## Description of the task
Below is a block of records. Copy every line in it that contains the word "lines".

>> begin Entries shown

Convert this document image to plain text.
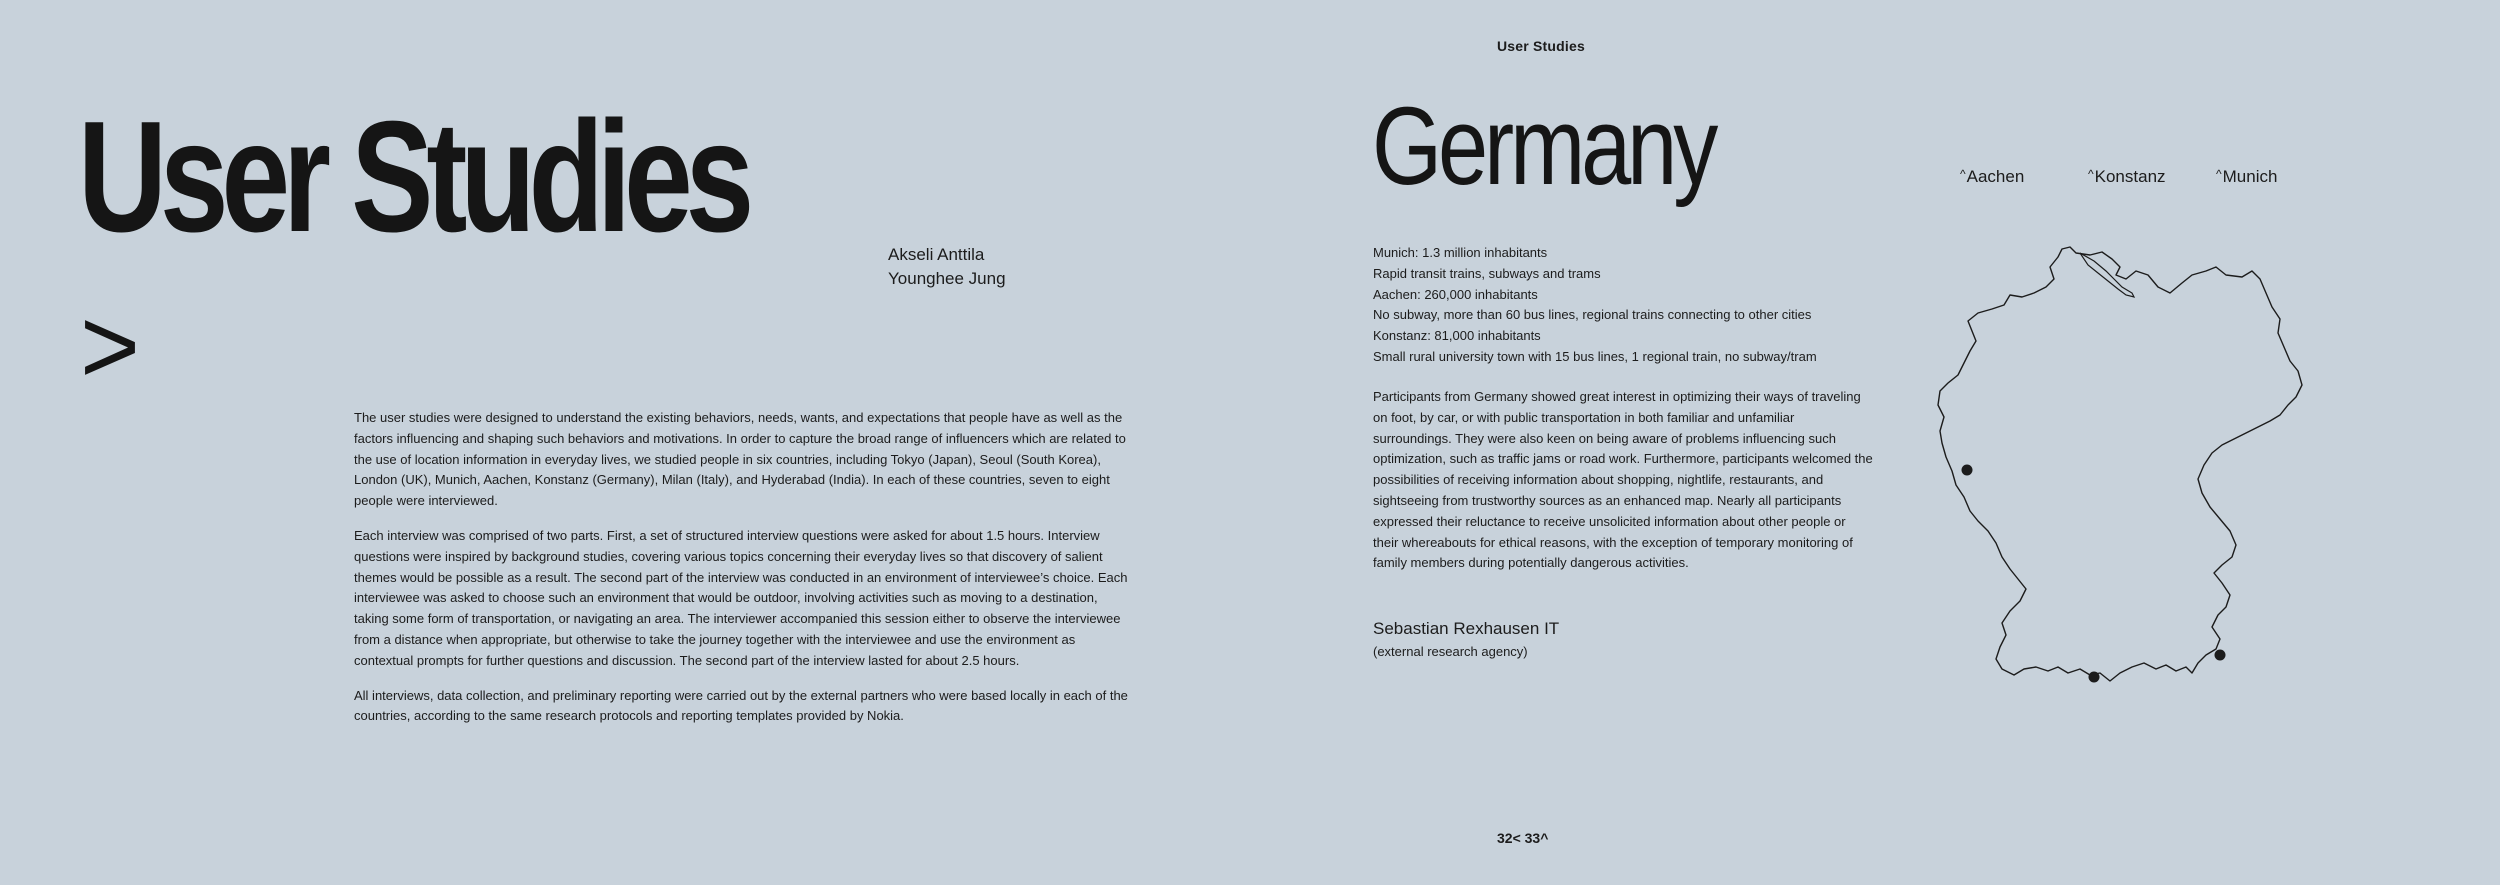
User Studies
User Studies
>
Akseli Anttila
Younghee Jung

The user studies were designed to understand the existing behaviors, needs, wants, and expectations that people have as well as the factors influencing and shaping such behaviors and motivations. In order to capture the broad range of influencers which are related to the use of location information in everyday lives, we studied people in six countries, including Tokyo (Japan), Seoul (South Korea), London (UK), Munich, Aachen, Konstanz (Germany), Milan (Italy), and Hyderabad (India). In each of these countries, seven to eight people were interviewed.

Each interview was comprised of two parts. First, a set of structured interview questions were asked for about 1.5 hours. Interview questions were inspired by background studies, covering various topics concerning their everyday lives so that discovery of salient themes would be possible as a result. The second part of the interview was conducted in an environment of interviewee’s choice. Each interviewee was asked to choose such an environment that would be outdoor, involving activities such as moving to a destination, taking some form of transportation, or navigating an area. The interviewer accompanied this session either to observe the interviewee from a distance when appropriate, but otherwise to take the journey together with the interviewee and use the environment as contextual prompts for further questions and discussion. The second part of the interview lasted for about 2.5 hours.

All interviews, data collection, and preliminary reporting were carried out by the external partners who were based locally in each of the countries, according to the same research protocols and reporting templates provided by Nokia.

Germany	^Aachen	^Konstanz	^Munich
Munich: 1.3 million inhabitants
Rapid transit trains, subways and trams
Aachen: 260,000 inhabitants
No subway, more than 60 bus lines, regional trains connecting to other cities
Konstanz: 81,000 inhabitants
Small rural university town with 15 bus lines, 1 regional train, no subway/tram
Participants from Germany showed great interest in optimizing their ways of traveling on foot, by car, or with public transportation in both familiar and unfamiliar surroundings. They were also keen on being aware of problems influencing such optimization, such as traffic jams or road work. Furthermore, participants welcomed the possibilities of receiving information about shopping, nightlife, restaurants, and sightseeing from trustworthy sources as an enhanced map. Nearly all participants expressed their reluctance to receive unsolicited information about other people or their whereabouts for ethical reasons, with the exception of temporary monitoring of family members during potentially dangerous activities.
Sebastian Rexhausen IT
(external research agency)
32< 33^
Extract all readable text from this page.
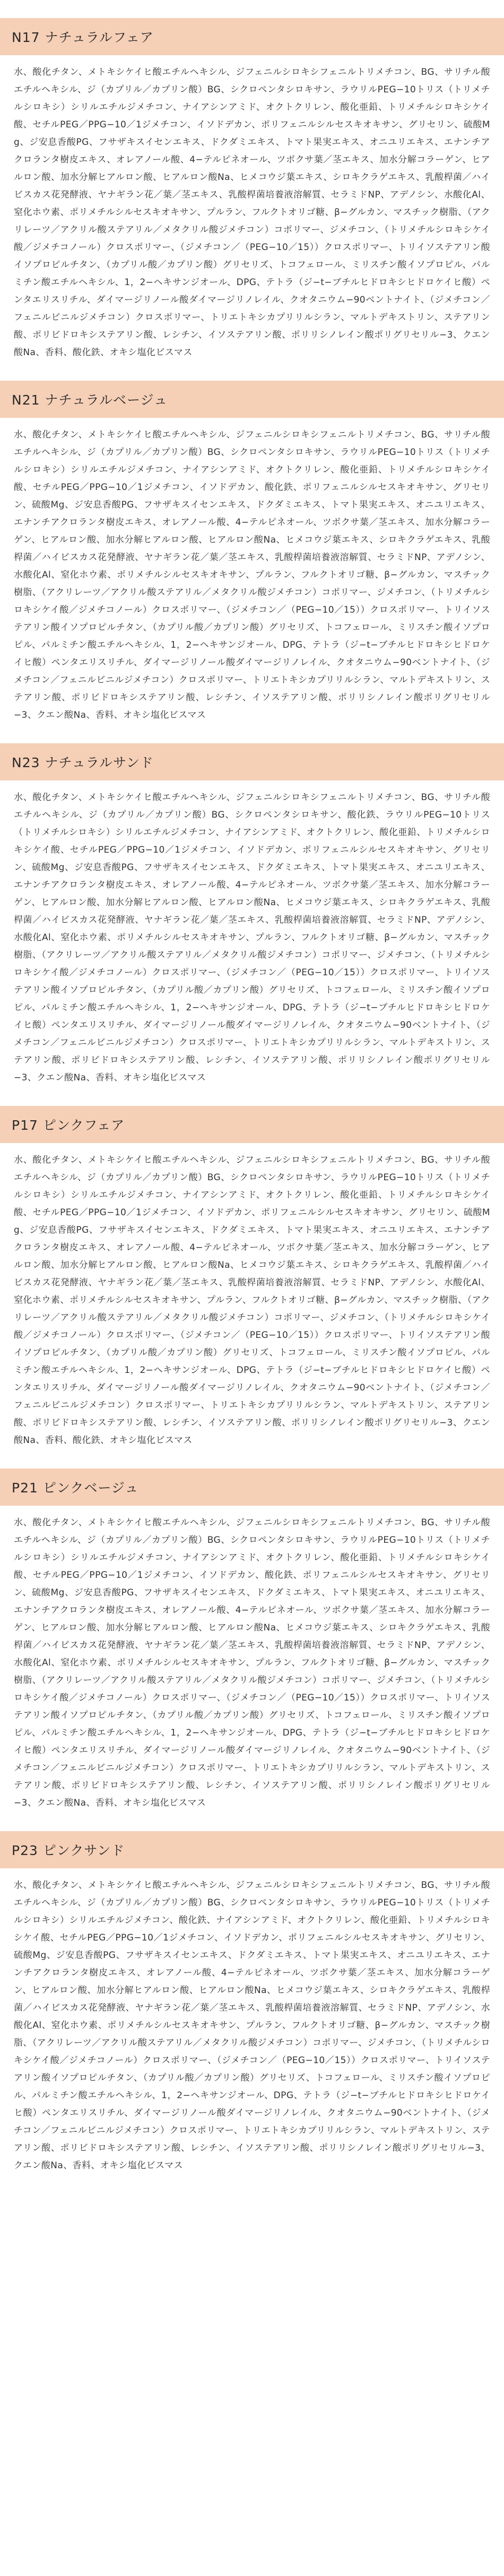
N17 ナチュラルフェア
水、酸化チタン、メトキシケイヒ酸エチルヘキシル、ジフェニルシロキシフェニルトリメチコン、BG、サリチル酸エチルヘキシル、ジ（カプリル／カプリン酸）BG、シクロペンタシロキサン、ラウリルPEG−10トリス（トリメチルシロキシ）シリルエチルジメチコン、ナイアシンアミド、オクトクリレン、酸化亜鉛、トリメチルシロキシケイ酸、セチルPEG／PPG−10／1ジメチコン、イソドデカン、ポリフェニルシルセスキオキサン、グリセリン、硫酸Mg、ジ安息香酸PG、フサザキスイセンエキス、ドクダミエキス、トマト果実エキス、オニユリエキス、エナンチアクロランタ樹皮エキス、オレアノール酸、4−テルピネオール、ツボクサ葉／茎エキス、加水分解コラーゲン、ヒアルロン酸、加水分解ヒアルロン酸、ヒアルロン酸Na、ヒメコウジ葉エキス、シロキクラゲエキス、乳酸桿菌／ハイビスカス花発酵液、ヤナギラン花／葉／茎エキス、乳酸桿菌培養液溶解質、セラミドNP、アデノシン、水酸化Al、窒化ホウ素、ポリメチルシルセスキオキサン、プルラン、フルクトオリゴ糖、β−グルカン、マスチック樹脂、（アクリレーツ／アクリル酸ステアリル／メタクリル酸ジメチコン）コポリマー、ジメチコン、（トリメチルシロキシケイ酸／ジメチコノール）クロスポリマー、（ジメチコン／（PEG−10／15））クロスポリマー、トリイソステアリン酸イソプロピルチタン、（カプリル酸／カプリン酸）グリセリズ、トコフェロール、ミリスチン酸イソプロピル、パルミチン酸エチルヘキシル、1，2−ヘキサンジオール、DPG、テトラ（ジ−t−ブチルヒドロキシヒドロケイヒ酸）ペンタエリスリチル、ダイマージリノール酸ダイマージリノレイル、クオタニウム−90ベントナイト、（ジメチコン／フェニルビニルジメチコン）クロスポリマー、トリエトキシカプリリルシラン、マルトデキストリン、ステアリン酸、ポリビドロキシステアリン酸、レシチン、イソステアリン酸、ポリリシノレイン酸ポリグリセリル−3、クエン酸Na、香料、酸化鉄、オキシ塩化ビスマス
N21 ナチュラルベージュ
水、酸化チタン、メトキシケイヒ酸エチルヘキシル、ジフェニルシロキシフェニルトリメチコン、BG、サリチル酸エチルヘキシル、ジ（カプリル／カプリン酸）BG、シクロペンタシロキサン、ラウリルPEG−10トリス（トリメチルシロキシ）シリルエチルジメチコン、ナイアシンアミド、オクトクリレン、酸化亜鉛、トリメチルシロキシケイ酸、セチルPEG／PPG−10／1ジメチコン、イソドデカン、酸化鉄、ポリフェニルシルセスキオキサン、グリセリン、硫酸Mg、ジ安息香酸PG、フサザキスイセンエキス、ドクダミエキス、トマト果実エキス、オニユリエキス、エナンチアクロランタ樹皮エキス、オレアノール酸、4−テルピネオール、ツボクサ葉／茎エキス、加水分解コラーゲン、ヒアルロン酸、加水分解ヒアルロン酸、ヒアルロン酸Na、ヒメコウジ葉エキス、シロキクラゲエキス、乳酸桿菌／ハイビスカス花発酵液、ヤナギラン花／葉／茎エキス、乳酸桿菌培養液溶解質、セラミドNP、アデノシン、水酸化Al、窒化ホウ素、ポリメチルシルセスキオキサン、プルラン、フルクトオリゴ糖、β−グルカン、マスチック樹脂、（アクリレーツ／アクリル酸ステアリル／メタクリル酸ジメチコン）コポリマー、ジメチコン、（トリメチルシロキシケイ酸／ジメチコノール）クロスポリマー、（ジメチコン／（PEG−10／15））クロスポリマー、トリイソステアリン酸イソプロピルチタン、（カプリル酸／カプリン酸）グリセリズ、トコフェロール、ミリスチン酸イソプロピル、パルミチン酸エチルヘキシル、1，2−ヘキサンジオール、DPG、テトラ（ジ−t−ブチルヒドロキシヒドロケイヒ酸）ペンタエリスリチル、ダイマージリノール酸ダイマージリノレイル、クオタニウム−90ベントナイト、（ジメチコン／フェニルビニルジメチコン）クロスポリマー、トリエトキシカプリリルシラン、マルトデキストリン、ステアリン酸、ポリビドロキシステアリン酸、レシチン、イソステアリン酸、ポリリシノレイン酸ポリグリセリル−3、クエン酸Na、香料、オキシ塩化ビスマス
N23 ナチュラルサンド
水、酸化チタン、メトキシケイヒ酸エチルヘキシル、ジフェニルシロキシフェニルトリメチコン、BG、サリチル酸エチルヘキシル、ジ（カプリル／カプリン酸）BG、シクロペンタシロキサン、酸化鉄、ラウリルPEG−10トリス（トリメチルシロキシ）シリルエチルジメチコン、ナイアシンアミド、オクトクリレン、酸化亜鉛、トリメチルシロキシケイ酸、セチルPEG／PPG−10／1ジメチコン、イソドデカン、ポリフェニルシルセスキオキサン、グリセリン、硫酸Mg、ジ安息香酸PG、フサザキスイセンエキス、ドクダミエキス、トマト果実エキス、オニユリエキス、エナンチアクロランタ樹皮エキス、オレアノール酸、4−テルピネオール、ツボクサ葉／茎エキス、加水分解コラーゲン、ヒアルロン酸、加水分解ヒアルロン酸、ヒアルロン酸Na、ヒメコウジ葉エキス、シロキクラゲエキス、乳酸桿菌／ハイビスカス花発酵液、ヤナギラン花／葉／茎エキス、乳酸桿菌培養液溶解質、セラミドNP、アデノシン、水酸化Al、窒化ホウ素、ポリメチルシルセスキオキサン、プルラン、フルクトオリゴ糖、β−グルカン、マスチック樹脂、（アクリレーツ／アクリル酸ステアリル／メタクリル酸ジメチコン）コポリマー、ジメチコン、（トリメチルシロキシケイ酸／ジメチコノール）クロスポリマー、（ジメチコン／（PEG−10／15））クロスポリマー、トリイソステアリン酸イソプロピルチタン、（カプリル酸／カプリン酸）グリセリズ、トコフェロール、ミリスチン酸イソプロピル、パルミチン酸エチルヘキシル、1，2−ヘキサンジオール、DPG、テトラ（ジ−t−ブチルヒドロキシヒドロケイヒ酸）ペンタエリスリチル、ダイマージリノール酸ダイマージリノレイル、クオタニウム−90ベントナイト、（ジメチコン／フェニルビニルジメチコン）クロスポリマー、トリエトキシカプリリルシラン、マルトデキストリン、ステアリン酸、ポリビドロキシステアリン酸、レシチン、イソステアリン酸、ポリリシノレイン酸ポリグリセリル−3、クエン酸Na、香料、オキシ塩化ビスマス
P17 ピンクフェア
水、酸化チタン、メトキシケイヒ酸エチルヘキシル、ジフェニルシロキシフェニルトリメチコン、BG、サリチル酸エチルヘキシル、ジ（カプリル／カプリン酸）BG、シクロペンタシロキサン、ラウリルPEG−10トリス（トリメチルシロキシ）シリルエチルジメチコン、ナイアシンアミド、オクトクリレン、酸化亜鉛、トリメチルシロキシケイ酸、セチルPEG／PPG−10／1ジメチコン、イソドデカン、ポリフェニルシルセスキオキサン、グリセリン、硫酸Mg、ジ安息香酸PG、フサザキスイセンエキス、ドクダミエキス、トマト果実エキス、オニユリエキス、エナンチアクロランタ樹皮エキス、オレアノール酸、4−テルピネオール、ツボクサ葉／茎エキス、加水分解コラーゲン、ヒアルロン酸、加水分解ヒアルロン酸、ヒアルロン酸Na、ヒメコウジ葉エキス、シロキクラゲエキス、乳酸桿菌／ハイビスカス花発酵液、ヤナギラン花／葉／茎エキス、乳酸桿菌培養液溶解質、セラミドNP、アデノシン、水酸化Al、窒化ホウ素、ポリメチルシルセスキオキサン、プルラン、フルクトオリゴ糖、β−グルカン、マスチック樹脂、（アクリレーツ／アクリル酸ステアリル／メタクリル酸ジメチコン）コポリマー、ジメチコン、（トリメチルシロキシケイ酸／ジメチコノール）クロスポリマー、（ジメチコン／（PEG−10／15））クロスポリマー、トリイソステアリン酸イソプロピルチタン、（カプリル酸／カプリン酸）グリセリズ、トコフェロール、ミリスチン酸イソプロピル、パルミチン酸エチルヘキシル、1，2−ヘキサンジオール、DPG、テトラ（ジ−t−ブチルヒドロキシヒドロケイヒ酸）ペンタエリスリチル、ダイマージリノール酸ダイマージリノレイル、クオタニウム−90ベントナイト、（ジメチコン／フェニルビニルジメチコン）クロスポリマー、トリエトキシカプリリルシラン、マルトデキストリン、ステアリン酸、ポリビドロキシステアリン酸、レシチン、イソステアリン酸、ポリリシノレイン酸ポリグリセリル−3、クエン酸Na、香料、酸化鉄、オキシ塩化ビスマス
P21 ピンクベージュ
水、酸化チタン、メトキシケイヒ酸エチルヘキシル、ジフェニルシロキシフェニルトリメチコン、BG、サリチル酸エチルヘキシル、ジ（カプリル／カプリン酸）BG、シクロペンタシロキサン、ラウリルPEG−10トリス（トリメチルシロキシ）シリルエチルジメチコン、ナイアシンアミド、オクトクリレン、酸化亜鉛、トリメチルシロキシケイ酸、セチルPEG／PPG−10／1ジメチコン、イソドデカン、酸化鉄、ポリフェニルシルセスキオキサン、グリセリン、硫酸Mg、ジ安息香酸PG、フサザキスイセンエキス、ドクダミエキス、トマト果実エキス、オニユリエキス、エナンチアクロランタ樹皮エキス、オレアノール酸、4−テルピネオール、ツボクサ葉／茎エキス、加水分解コラーゲン、ヒアルロン酸、加水分解ヒアルロン酸、ヒアルロン酸Na、ヒメコウジ葉エキス、シロキクラゲエキス、乳酸桿菌／ハイビスカス花発酵液、ヤナギラン花／葉／茎エキス、乳酸桿菌培養液溶解質、セラミドNP、アデノシン、水酸化Al、窒化ホウ素、ポリメチルシルセスキオキサン、プルラン、フルクトオリゴ糖、β−グルカン、マスチック樹脂、（アクリレーツ／アクリル酸ステアリル／メタクリル酸ジメチコン）コポリマー、ジメチコン、（トリメチルシロキシケイ酸／ジメチコノール）クロスポリマー、（ジメチコン／（PEG−10／15））クロスポリマー、トリイソステアリン酸イソプロピルチタン、（カプリル酸／カプリン酸）グリセリズ、トコフェロール、ミリスチン酸イソプロピル、パルミチン酸エチルヘキシル、1，2−ヘキサンジオール、DPG、テトラ（ジ−t−ブチルヒドロキシヒドロケイヒ酸）ペンタエリスリチル、ダイマージリノール酸ダイマージリノレイル、クオタニウム−90ベントナイト、（ジメチコン／フェニルビニルジメチコン）クロスポリマー、トリエトキシカプリリルシラン、マルトデキストリン、ステアリン酸、ポリビドロキシステアリン酸、レシチン、イソステアリン酸、ポリリシノレイン酸ポリグリセリル−3、クエン酸Na、香料、オキシ塩化ビスマス
P23 ピンクサンド
水、酸化チタン、メトキシケイヒ酸エチルヘキシル、ジフェニルシロキシフェニルトリメチコン、BG、サリチル酸エチルヘキシル、ジ（カプリル／カプリン酸）BG、シクロペンタシロキサン、ラウリルPEG−10トリス（トリメチルシロキシ）シリルエチルジメチコン、酸化鉄、ナイアシンアミド、オクトクリレン、酸化亜鉛、トリメチルシロキシケイ酸、セチルPEG／PPG−10／1ジメチコン、イソドデカン、ポリフェニルシルセスキオキサン、グリセリン、硫酸Mg、ジ安息香酸PG、フサザキスイセンエキス、ドクダミエキス、トマト果実エキス、オニユリエキス、エナンチアクロランタ樹皮エキス、オレアノール酸、4−テルピネオール、ツボクサ葉／茎エキス、加水分解コラーゲン、ヒアルロン酸、加水分解ヒアルロン酸、ヒアルロン酸Na、ヒメコウジ葉エキス、シロキクラゲエキス、乳酸桿菌／ハイビスカス花発酵液、ヤナギラン花／葉／茎エキス、乳酸桿菌培養液溶解質、セラミドNP、アデノシン、水酸化Al、窒化ホウ素、ポリメチルシルセスキオキサン、プルラン、フルクトオリゴ糖、β−グルカン、マスチック樹脂、（アクリレーツ／アクリル酸ステアリル／メタクリル酸ジメチコン）コポリマー、ジメチコン、（トリメチルシロキシケイ酸／ジメチコノール）クロスポリマー、（ジメチコン／（PEG−10／15））クロスポリマー、トリイソステアリン酸イソプロピルチタン、（カプリル酸／カプリン酸）グリセリズ、トコフェロール、ミリスチン酸イソプロピル、パルミチン酸エチルヘキシル、1，2−ヘキサンジオール、DPG、テトラ（ジ−t−ブチルヒドロキシヒドロケイヒ酸）ペンタエリスリチル、ダイマージリノール酸ダイマージリノレイル、クオタニウム−90ベントナイト、（ジメチコン／フェニルビニルジメチコン）クロスポリマー、トリエトキシカプリリルシラン、マルトデキストリン、ステアリン酸、ポリビドロキシステアリン酸、レシチン、イソステアリン酸、ポリリシノレイン酸ポリグリセリル−3、クエン酸Na、香料、オキシ塩化ビスマス
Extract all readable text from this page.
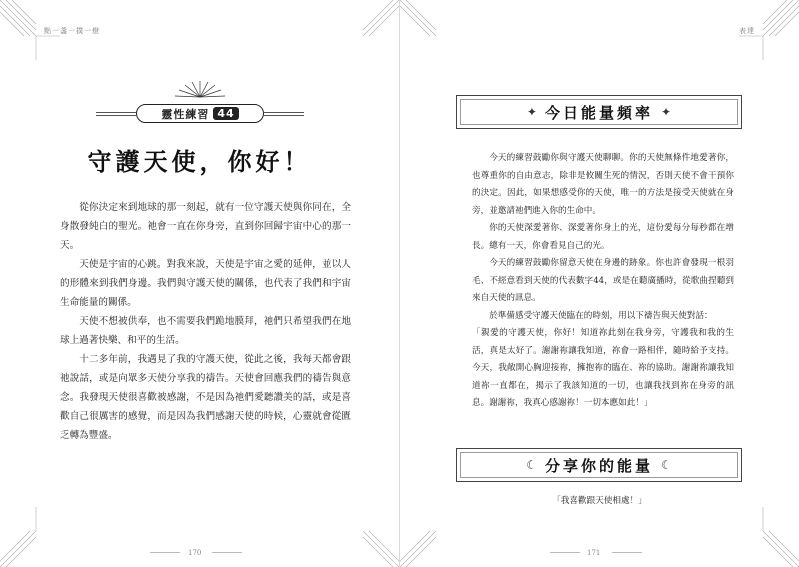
點一盞一撲一燈
靈性練習 44
守護天使，你好！

從你決定來到地球的那一刻起，就有一位守護天使與你同在，全身散發純白的聖光。祂會一直在你身旁，直到你回歸宇宙中心的那一天。

天使是宇宙的心跳。對我來說，天使是宇宙之愛的延伸，並以人的形體來到我們身邊。我們與守護天使的關係，也代表了我們和宇宙生命能量的關係。

天使不想被供奉，也不需要我們跪地膜拜，祂們只希望我們在地球上過著快樂、和平的生活。

十二多年前，我遇見了我的守護天使，從此之後，我每天都會跟祂說話，或是向眾多天使分享我的禱告。天使會回應我們的禱告與意念。我發現天使很喜歡被感謝，不是因為祂們愛聽讚美的話，或是喜歡自己很厲害的感覺，而是因為我們感謝天使的時候，心靈就會從匱乏轉為豐盛。

170
表達
✦ 今日能量頻率 ✦

今天的練習鼓勵你與守護天使聊聊。你的天使無條件地愛著你，也尊重你的自由意志，除非是攸關生死的情況，否則天使不會干預你的決定。因此，如果想感受你的天使，唯一的方法是接受天使就在身旁，並邀請祂們進入你的生命中。

你的天使深愛著你、深愛著你身上的光，這份愛每分每秒都在增長。總有一天，你會看見自己的光。

今天的練習鼓勵你留意天使在身邊的跡象。你也許會發現一根羽毛、不經意看到天使的代表數字44，或是在聽廣播時，從歌曲捏聽到來自天使的訊息。

於準備感受守護天使臨在的時刻，用以下禱告與天使對話：

「親愛的守護天使，你好！知道祢此刻在我身旁，守護我和我的生活，真是太好了。謝謝祢讓我知道，祢會一路相伴，隨時給予支持。今天，我敞開心胸迎接祢，擁抱祢的臨在、祢的協助。謝謝祢讓我知道祢一直都在，揭示了我該知道的一切，也讓我找到祢在身旁的訊息。謝謝祢，我真心感謝祢！一切本應如此！」

☾ 分享你的能量 ☾
「我喜歡跟天使相處！」
171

>> end Entries shown

## Complete output
No subway, more than 60 bus lines, regional trains connecting to other cities
Small rural university town with 15 bus lines, 1 regional train, no subway/tram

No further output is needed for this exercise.